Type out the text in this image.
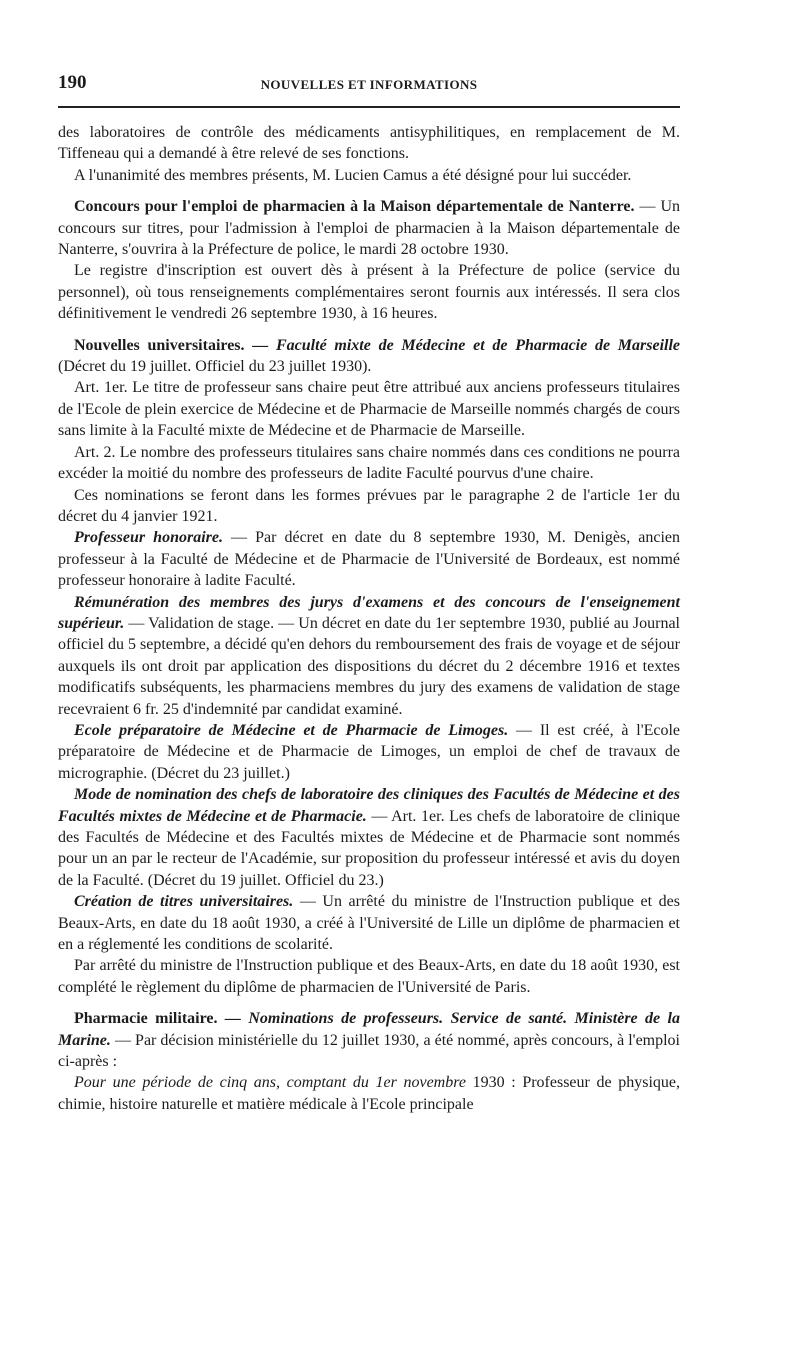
190	NOUVELLES ET INFORMATIONS

des laboratoires de contrôle des médicaments antisyphilitiques, en remplacement de M. Tiffeneau qui a demandé à être relevé de ses fonctions.

A l'unanimité des membres présents, M. Lucien Camus a été désigné pour lui succéder.

Concours pour l'emploi de pharmacien à la Maison départementale de Nanterre. — Un concours sur titres, pour l'admission à l'emploi de pharmacien à la Maison départementale de Nanterre, s'ouvrira à la Préfecture de police, le mardi 28 octobre 1930.

Le registre d'inscription est ouvert dès à présent à la Préfecture de police (service du personnel), où tous renseignements complémentaires seront fournis aux intéressés. Il sera clos définitivement le vendredi 26 septembre 1930, à 16 heures.

Nouvelles universitaires. — Faculté mixte de Médecine et de Pharmacie de Marseille (Décret du 19 juillet. Officiel du 23 juillet 1930).

Art. 1er. Le titre de professeur sans chaire peut être attribué aux anciens professeurs titulaires de l'Ecole de plein exercice de Médecine et de Pharmacie de Marseille nommés chargés de cours sans limite à la Faculté mixte de Médecine et de Pharmacie de Marseille.

Art. 2. Le nombre des professeurs titulaires sans chaire nommés dans ces conditions ne pourra excéder la moitié du nombre des professeurs de ladite Faculté pourvus d'une chaire.

Ces nominations se feront dans les formes prévues par le paragraphe 2 de l'article 1er du décret du 4 janvier 1921.

Professeur honoraire. — Par décret en date du 8 septembre 1930, M. Denigès, ancien professeur à la Faculté de Médecine et de Pharmacie de l'Université de Bordeaux, est nommé professeur honoraire à ladite Faculté.

Rémunération des membres des jurys d'examens et des concours de l'enseignement supérieur. — Validation de stage. — Un décret en date du 1er septembre 1930, publié au Journal officiel du 5 septembre, a décidé qu'en dehors du remboursement des frais de voyage et de séjour auxquels ils ont droit par application des dispositions du décret du 2 décembre 1916 et textes modificatifs subséquents, les pharmaciens membres du jury des examens de validation de stage recevraient 6 fr. 25 d'indemnité par candidat examiné.

Ecole préparatoire de Médecine et de Pharmacie de Limoges. — Il est créé, à l'Ecole préparatoire de Médecine et de Pharmacie de Limoges, un emploi de chef de travaux de micrographie. (Décret du 23 juillet.)

Mode de nomination des chefs de laboratoire des cliniques des Facultés de Médecine et des Facultés mixtes de Médecine et de Pharmacie. — Art. 1er. Les chefs de laboratoire de clinique des Facultés de Médecine et des Facultés mixtes de Médecine et de Pharmacie sont nommés pour un an par le recteur de l'Académie, sur proposition du professeur intéressé et avis du doyen de la Faculté. (Décret du 19 juillet. Officiel du 23.)

Création de titres universitaires. — Un arrêté du ministre de l'Instruction publique et des Beaux-Arts, en date du 18 août 1930, a créé à l'Université de Lille un diplôme de pharmacien et en a réglementé les conditions de scolarité.

Par arrêté du ministre de l'Instruction publique et des Beaux-Arts, en date du 18 août 1930, est complété le règlement du diplôme de pharmacien de l'Université de Paris.

Pharmacie militaire. — Nominations de professeurs. Service de santé. Ministère de la Marine. — Par décision ministérielle du 12 juillet 1930, a été nommé, après concours, à l'emploi ci-après :

Pour une période de cinq ans, comptant du 1er novembre 1930 : Professeur de physique, chimie, histoire naturelle et matière médicale à l'Ecole principale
+++
Leave the images out, please, and restate each line word for word.

Type out the text in this image.
190	NOUVELLES ET INFORMATIONS

des laboratoires de contrôle des médicaments antisyphilitiques, en remplacement de M. Tiffeneau qui a demandé à être relevé de ses fonctions.

A l'unanimité des membres présents, M. Lucien Camus a été désigné pour lui succéder.

Concours pour l'emploi de pharmacien à la Maison départementale de Nanterre. — Un concours sur titres, pour l'admission à l'emploi de pharmacien à la Maison départementale de Nanterre, s'ouvrira à la Préfecture de police, le mardi 28 octobre 1930.

Le registre d'inscription est ouvert dès à présent à la Préfecture de police (service du personnel), où tous renseignements complémentaires seront fournis aux intéressés. Il sera clos définitivement le vendredi 26 septembre 1930, à 16 heures.

Nouvelles universitaires. — Faculté mixte de Médecine et de Pharmacie de Marseille (Décret du 19 juillet. Officiel du 23 juillet 1930).

Art. 1er. Le titre de professeur sans chaire peut être attribué aux anciens professeurs titulaires de l'Ecole de plein exercice de Médecine et de Pharmacie de Marseille nommés chargés de cours sans limite à la Faculté mixte de Médecine et de Pharmacie de Marseille.

Art. 2. Le nombre des professeurs titulaires sans chaire nommés dans ces conditions ne pourra excéder la moitié du nombre des professeurs de ladite Faculté pourvus d'une chaire.

Ces nominations se feront dans les formes prévues par le paragraphe 2 de l'article 1er du décret du 4 janvier 1921.

Professeur honoraire. — Par décret en date du 8 septembre 1930, M. Denigès, ancien professeur à la Faculté de Médecine et de Pharmacie de l'Université de Bordeaux, est nommé professeur honoraire à ladite Faculté.

Rémunération des membres des jurys d'examens et des concours de l'enseignement supérieur. — Validation de stage. — Un décret en date du 1er septembre 1930, publié au Journal officiel du 5 septembre, a décidé qu'en dehors du remboursement des frais de voyage et de séjour auxquels ils ont droit par application des dispositions du décret du 2 décembre 1916 et textes modificatifs subséquents, les pharmaciens membres du jury des examens de validation de stage recevraient 6 fr. 25 d'indemnité par candidat examiné.

Ecole préparatoire de Médecine et de Pharmacie de Limoges. — Il est créé, à l'Ecole préparatoire de Médecine et de Pharmacie de Limoges, un emploi de chef de travaux de micrographie. (Décret du 23 juillet.)

Mode de nomination des chefs de laboratoire des cliniques des Facultés de Médecine et des Facultés mixtes de Médecine et de Pharmacie. — Art. 1er. Les chefs de laboratoire de clinique des Facultés de Médecine et des Facultés mixtes de Médecine et de Pharmacie sont nommés pour un an par le recteur de l'Académie, sur proposition du professeur intéressé et avis du doyen de la Faculté. (Décret du 19 juillet. Officiel du 23.)

Création de titres universitaires. — Un arrêté du ministre de l'Instruction publique et des Beaux-Arts, en date du 18 août 1930, a créé à l'Université de Lille un diplôme de pharmacien et en a réglementé les conditions de scolarité.

Par arrêté du ministre de l'Instruction publique et des Beaux-Arts, en date du 18 août 1930, est complété le règlement du diplôme de pharmacien de l'Université de Paris.

Pharmacie militaire. — Nominations de professeurs. Service de santé. Ministère de la Marine. — Par décision ministérielle du 12 juillet 1930, a été nommé, après concours, à l'emploi ci-après :

Pour une période de cinq ans, comptant du 1er novembre 1930 : Professeur de physique, chimie, histoire naturelle et matière médicale à l'Ecole principale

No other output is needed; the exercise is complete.